Short exercise: Without including any pictures, copy each entry below exactly.

Entries from a visual dataset:
begin

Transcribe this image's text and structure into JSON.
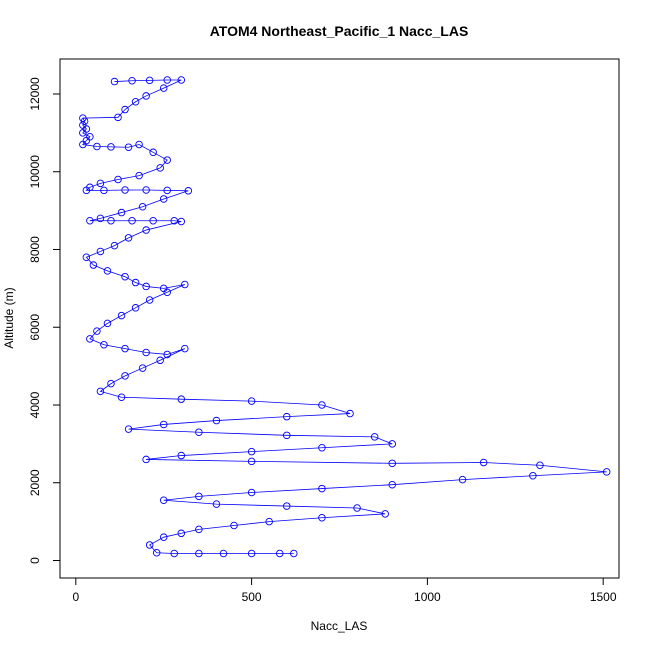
{
  "chart_data": {
    "type": "scatter",
    "title": "ATOM4 Northeast_Pacific_1 Nacc_LAS",
    "xlabel": "Nacc_LAS",
    "ylabel": "Altitude (m)",
    "xlim": [
      -45,
      1545
    ],
    "ylim": [
      -450,
      12900
    ],
    "x_ticks": [
      0,
      500,
      1000,
      1500
    ],
    "y_ticks": [
      0,
      2000,
      4000,
      6000,
      8000,
      10000,
      12000
    ],
    "marker": "open-circle",
    "lines_connect_points": true,
    "grid": false,
    "legend": "none",
    "colors": {
      "series": "#0000ff",
      "axes": "#000000"
    },
    "series": [
      {
        "points": [
          [
            110,
            12320
          ],
          [
            160,
            12340
          ],
          [
            210,
            12350
          ],
          [
            260,
            12360
          ],
          [
            300,
            12360
          ],
          [
            250,
            12150
          ],
          [
            200,
            11950
          ],
          [
            170,
            11800
          ],
          [
            140,
            11600
          ],
          [
            120,
            11400
          ],
          [
            20,
            11380
          ],
          [
            25,
            11300
          ],
          [
            20,
            11200
          ],
          [
            30,
            11100
          ],
          [
            20,
            11000
          ],
          [
            40,
            10900
          ],
          [
            30,
            10800
          ],
          [
            20,
            10700
          ],
          [
            60,
            10650
          ],
          [
            100,
            10640
          ],
          [
            150,
            10630
          ],
          [
            180,
            10700
          ],
          [
            220,
            10500
          ],
          [
            260,
            10300
          ],
          [
            240,
            10100
          ],
          [
            180,
            9900
          ],
          [
            120,
            9800
          ],
          [
            70,
            9700
          ],
          [
            40,
            9600
          ],
          [
            30,
            9520
          ],
          [
            80,
            9520
          ],
          [
            140,
            9530
          ],
          [
            200,
            9530
          ],
          [
            260,
            9520
          ],
          [
            320,
            9510
          ],
          [
            250,
            9300
          ],
          [
            190,
            9100
          ],
          [
            130,
            8950
          ],
          [
            70,
            8800
          ],
          [
            40,
            8740
          ],
          [
            100,
            8740
          ],
          [
            160,
            8740
          ],
          [
            220,
            8740
          ],
          [
            280,
            8740
          ],
          [
            300,
            8720
          ],
          [
            200,
            8500
          ],
          [
            150,
            8300
          ],
          [
            110,
            8100
          ],
          [
            70,
            7950
          ],
          [
            30,
            7800
          ],
          [
            50,
            7600
          ],
          [
            90,
            7450
          ],
          [
            140,
            7300
          ],
          [
            170,
            7150
          ],
          [
            200,
            7050
          ],
          [
            250,
            7000
          ],
          [
            310,
            7100
          ],
          [
            260,
            6900
          ],
          [
            210,
            6700
          ],
          [
            170,
            6500
          ],
          [
            130,
            6300
          ],
          [
            90,
            6100
          ],
          [
            60,
            5900
          ],
          [
            40,
            5700
          ],
          [
            80,
            5550
          ],
          [
            140,
            5450
          ],
          [
            200,
            5350
          ],
          [
            260,
            5300
          ],
          [
            310,
            5450
          ],
          [
            240,
            5150
          ],
          [
            190,
            4950
          ],
          [
            140,
            4750
          ],
          [
            100,
            4550
          ],
          [
            70,
            4350
          ],
          [
            130,
            4200
          ],
          [
            300,
            4150
          ],
          [
            500,
            4100
          ],
          [
            700,
            4000
          ],
          [
            780,
            3780
          ],
          [
            600,
            3700
          ],
          [
            400,
            3600
          ],
          [
            250,
            3500
          ],
          [
            150,
            3380
          ],
          [
            350,
            3300
          ],
          [
            600,
            3220
          ],
          [
            850,
            3180
          ],
          [
            900,
            3000
          ],
          [
            700,
            2900
          ],
          [
            500,
            2800
          ],
          [
            300,
            2700
          ],
          [
            200,
            2600
          ],
          [
            500,
            2550
          ],
          [
            900,
            2500
          ],
          [
            1160,
            2520
          ],
          [
            1320,
            2450
          ],
          [
            1510,
            2280
          ],
          [
            1300,
            2180
          ],
          [
            1100,
            2080
          ],
          [
            900,
            1950
          ],
          [
            700,
            1850
          ],
          [
            500,
            1750
          ],
          [
            350,
            1650
          ],
          [
            250,
            1550
          ],
          [
            400,
            1450
          ],
          [
            600,
            1400
          ],
          [
            800,
            1350
          ],
          [
            880,
            1200
          ],
          [
            700,
            1100
          ],
          [
            550,
            1000
          ],
          [
            450,
            900
          ],
          [
            350,
            800
          ],
          [
            300,
            700
          ],
          [
            250,
            600
          ],
          [
            210,
            400
          ],
          [
            230,
            200
          ],
          [
            280,
            180
          ],
          [
            350,
            180
          ],
          [
            420,
            180
          ],
          [
            500,
            180
          ],
          [
            580,
            180
          ],
          [
            620,
            180
          ]
        ]
      }
    ]
  }
}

end

Result of this task:
Transcribe this image's text and structure into JSON.
{
  "chart_data": {
    "type": "scatter",
    "title": "ATOM4 Northeast_Pacific_1 Nacc_LAS",
    "xlabel": "Nacc_LAS",
    "ylabel": "Altitude (m)",
    "xlim": [
      -45,
      1545
    ],
    "ylim": [
      -450,
      12900
    ],
    "x_ticks": [
      0,
      500,
      1000,
      1500
    ],
    "y_ticks": [
      0,
      2000,
      4000,
      6000,
      8000,
      10000,
      12000
    ],
    "marker": "open-circle",
    "lines_connect_points": true,
    "grid": false,
    "legend": "none",
    "colors": {
      "series": "#0000ff",
      "axes": "#000000"
    },
    "series": [
      {
        "points": [
          [
            110,
            12320
          ],
          [
            160,
            12340
          ],
          [
            210,
            12350
          ],
          [
            260,
            12360
          ],
          [
            300,
            12360
          ],
          [
            250,
            12150
          ],
          [
            200,
            11950
          ],
          [
            170,
            11800
          ],
          [
            140,
            11600
          ],
          [
            120,
            11400
          ],
          [
            20,
            11380
          ],
          [
            25,
            11300
          ],
          [
            20,
            11200
          ],
          [
            30,
            11100
          ],
          [
            20,
            11000
          ],
          [
            40,
            10900
          ],
          [
            30,
            10800
          ],
          [
            20,
            10700
          ],
          [
            60,
            10650
          ],
          [
            100,
            10640
          ],
          [
            150,
            10630
          ],
          [
            180,
            10700
          ],
          [
            220,
            10500
          ],
          [
            260,
            10300
          ],
          [
            240,
            10100
          ],
          [
            180,
            9900
          ],
          [
            120,
            9800
          ],
          [
            70,
            9700
          ],
          [
            40,
            9600
          ],
          [
            30,
            9520
          ],
          [
            80,
            9520
          ],
          [
            140,
            9530
          ],
          [
            200,
            9530
          ],
          [
            260,
            9520
          ],
          [
            320,
            9510
          ],
          [
            250,
            9300
          ],
          [
            190,
            9100
          ],
          [
            130,
            8950
          ],
          [
            70,
            8800
          ],
          [
            40,
            8740
          ],
          [
            100,
            8740
          ],
          [
            160,
            8740
          ],
          [
            220,
            8740
          ],
          [
            280,
            8740
          ],
          [
            300,
            8720
          ],
          [
            200,
            8500
          ],
          [
            150,
            8300
          ],
          [
            110,
            8100
          ],
          [
            70,
            7950
          ],
          [
            30,
            7800
          ],
          [
            50,
            7600
          ],
          [
            90,
            7450
          ],
          [
            140,
            7300
          ],
          [
            170,
            7150
          ],
          [
            200,
            7050
          ],
          [
            250,
            7000
          ],
          [
            310,
            7100
          ],
          [
            260,
            6900
          ],
          [
            210,
            6700
          ],
          [
            170,
            6500
          ],
          [
            130,
            6300
          ],
          [
            90,
            6100
          ],
          [
            60,
            5900
          ],
          [
            40,
            5700
          ],
          [
            80,
            5550
          ],
          [
            140,
            5450
          ],
          [
            200,
            5350
          ],
          [
            260,
            5300
          ],
          [
            310,
            5450
          ],
          [
            240,
            5150
          ],
          [
            190,
            4950
          ],
          [
            140,
            4750
          ],
          [
            100,
            4550
          ],
          [
            70,
            4350
          ],
          [
            130,
            4200
          ],
          [
            300,
            4150
          ],
          [
            500,
            4100
          ],
          [
            700,
            4000
          ],
          [
            780,
            3780
          ],
          [
            600,
            3700
          ],
          [
            400,
            3600
          ],
          [
            250,
            3500
          ],
          [
            150,
            3380
          ],
          [
            350,
            3300
          ],
          [
            600,
            3220
          ],
          [
            850,
            3180
          ],
          [
            900,
            3000
          ],
          [
            700,
            2900
          ],
          [
            500,
            2800
          ],
          [
            300,
            2700
          ],
          [
            200,
            2600
          ],
          [
            500,
            2550
          ],
          [
            900,
            2500
          ],
          [
            1160,
            2520
          ],
          [
            1320,
            2450
          ],
          [
            1510,
            2280
          ],
          [
            1300,
            2180
          ],
          [
            1100,
            2080
          ],
          [
            900,
            1950
          ],
          [
            700,
            1850
          ],
          [
            500,
            1750
          ],
          [
            350,
            1650
          ],
          [
            250,
            1550
          ],
          [
            400,
            1450
          ],
          [
            600,
            1400
          ],
          [
            800,
            1350
          ],
          [
            880,
            1200
          ],
          [
            700,
            1100
          ],
          [
            550,
            1000
          ],
          [
            450,
            900
          ],
          [
            350,
            800
          ],
          [
            300,
            700
          ],
          [
            250,
            600
          ],
          [
            210,
            400
          ],
          [
            230,
            200
          ],
          [
            280,
            180
          ],
          [
            350,
            180
          ],
          [
            420,
            180
          ],
          [
            500,
            180
          ],
          [
            580,
            180
          ],
          [
            620,
            180
          ]
        ]
      }
    ]
  }
}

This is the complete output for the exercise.